**YOUR INSTRUCTIONS:** Starting at the top line and ending at the last, restate the records exactly.

**MATERIAL FOR THIS TASK:**

______________________________

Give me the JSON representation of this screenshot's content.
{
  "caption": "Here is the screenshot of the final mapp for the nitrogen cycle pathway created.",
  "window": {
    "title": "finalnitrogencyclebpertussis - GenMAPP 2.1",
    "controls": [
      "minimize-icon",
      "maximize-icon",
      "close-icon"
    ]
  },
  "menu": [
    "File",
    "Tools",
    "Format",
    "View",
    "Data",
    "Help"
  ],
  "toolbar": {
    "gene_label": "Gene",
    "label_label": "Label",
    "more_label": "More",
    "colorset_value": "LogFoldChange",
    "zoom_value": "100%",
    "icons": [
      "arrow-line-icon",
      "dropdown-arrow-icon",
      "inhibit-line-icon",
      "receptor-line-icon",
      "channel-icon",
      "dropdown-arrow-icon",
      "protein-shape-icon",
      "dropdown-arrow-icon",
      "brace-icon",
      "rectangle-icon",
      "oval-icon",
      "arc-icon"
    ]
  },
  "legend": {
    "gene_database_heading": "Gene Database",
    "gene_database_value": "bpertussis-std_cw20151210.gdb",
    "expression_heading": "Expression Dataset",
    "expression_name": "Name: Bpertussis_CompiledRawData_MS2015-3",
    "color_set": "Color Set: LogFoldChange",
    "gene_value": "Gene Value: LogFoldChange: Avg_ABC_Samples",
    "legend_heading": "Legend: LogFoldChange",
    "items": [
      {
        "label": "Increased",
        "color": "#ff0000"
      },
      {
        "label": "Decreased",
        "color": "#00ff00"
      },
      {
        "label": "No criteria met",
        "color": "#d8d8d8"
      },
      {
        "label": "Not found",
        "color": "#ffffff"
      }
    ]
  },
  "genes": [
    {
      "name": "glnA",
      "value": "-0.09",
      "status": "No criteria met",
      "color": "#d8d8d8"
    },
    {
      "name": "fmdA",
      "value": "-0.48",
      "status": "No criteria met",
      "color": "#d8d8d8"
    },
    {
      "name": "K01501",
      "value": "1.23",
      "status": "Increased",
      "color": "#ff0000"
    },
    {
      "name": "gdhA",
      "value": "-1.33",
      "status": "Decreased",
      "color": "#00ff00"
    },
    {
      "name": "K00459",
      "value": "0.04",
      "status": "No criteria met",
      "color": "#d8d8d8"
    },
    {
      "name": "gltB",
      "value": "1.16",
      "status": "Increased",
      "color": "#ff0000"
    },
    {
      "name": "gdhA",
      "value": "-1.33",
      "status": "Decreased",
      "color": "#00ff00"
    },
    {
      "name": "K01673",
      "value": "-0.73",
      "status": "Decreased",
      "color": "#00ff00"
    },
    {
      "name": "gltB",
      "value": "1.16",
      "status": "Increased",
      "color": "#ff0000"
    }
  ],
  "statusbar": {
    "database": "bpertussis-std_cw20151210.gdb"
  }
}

______________________________

**WRITTEN REPLY:**
Give me the JSON representation of this screenshot's content.
{
  "caption": "Here is the screenshot of the final mapp for the nitrogen cycle pathway created.",
  "window": {
    "title": "finalnitrogencyclebpertussis - GenMAPP 2.1",
    "controls": [
      "minimize-icon",
      "maximize-icon",
      "close-icon"
    ]
  },
  "menu": [
    "File",
    "Tools",
    "Format",
    "View",
    "Data",
    "Help"
  ],
  "toolbar": {
    "gene_label": "Gene",
    "label_label": "Label",
    "more_label": "More",
    "colorset_value": "LogFoldChange",
    "zoom_value": "100%",
    "icons": [
      "arrow-line-icon",
      "dropdown-arrow-icon",
      "inhibit-line-icon",
      "receptor-line-icon",
      "channel-icon",
      "dropdown-arrow-icon",
      "protein-shape-icon",
      "dropdown-arrow-icon",
      "brace-icon",
      "rectangle-icon",
      "oval-icon",
      "arc-icon"
    ]
  },
  "legend": {
    "gene_database_heading": "Gene Database",
    "gene_database_value": "bpertussis-std_cw20151210.gdb",
    "expression_heading": "Expression Dataset",
    "expression_name": "Name: Bpertussis_CompiledRawData_MS2015-3",
    "color_set": "Color Set: LogFoldChange",
    "gene_value": "Gene Value: LogFoldChange: Avg_ABC_Samples",
    "legend_heading": "Legend: LogFoldChange",
    "items": [
      {
        "label": "Increased",
        "color": "#ff0000"
      },
      {
        "label": "Decreased",
        "color": "#00ff00"
      },
      {
        "label": "No criteria met",
        "color": "#d8d8d8"
      },
      {
        "label": "Not found",
        "color": "#ffffff"
      }
    ]
  },
  "genes": [
    {
      "name": "glnA",
      "value": "-0.09",
      "status": "No criteria met",
      "color": "#d8d8d8"
    },
    {
      "name": "fmdA",
      "value": "-0.48",
      "status": "No criteria met",
      "color": "#d8d8d8"
    },
    {
      "name": "K01501",
      "value": "1.23",
      "status": "Increased",
      "color": "#ff0000"
    },
    {
      "name": "gdhA",
      "value": "-1.33",
      "status": "Decreased",
      "color": "#00ff00"
    },
    {
      "name": "K00459",
      "value": "0.04",
      "status": "No criteria met",
      "color": "#d8d8d8"
    },
    {
      "name": "gltB",
      "value": "1.16",
      "status": "Increased",
      "color": "#ff0000"
    },
    {
      "name": "gdhA",
      "value": "-1.33",
      "status": "Decreased",
      "color": "#00ff00"
    },
    {
      "name": "K01673",
      "value": "-0.73",
      "status": "Decreased",
      "color": "#00ff00"
    },
    {
      "name": "gltB",
      "value": "1.16",
      "status": "Increased",
      "color": "#ff0000"
    }
  ],
  "statusbar": {
    "database": "bpertussis-std_cw20151210.gdb"
  }
}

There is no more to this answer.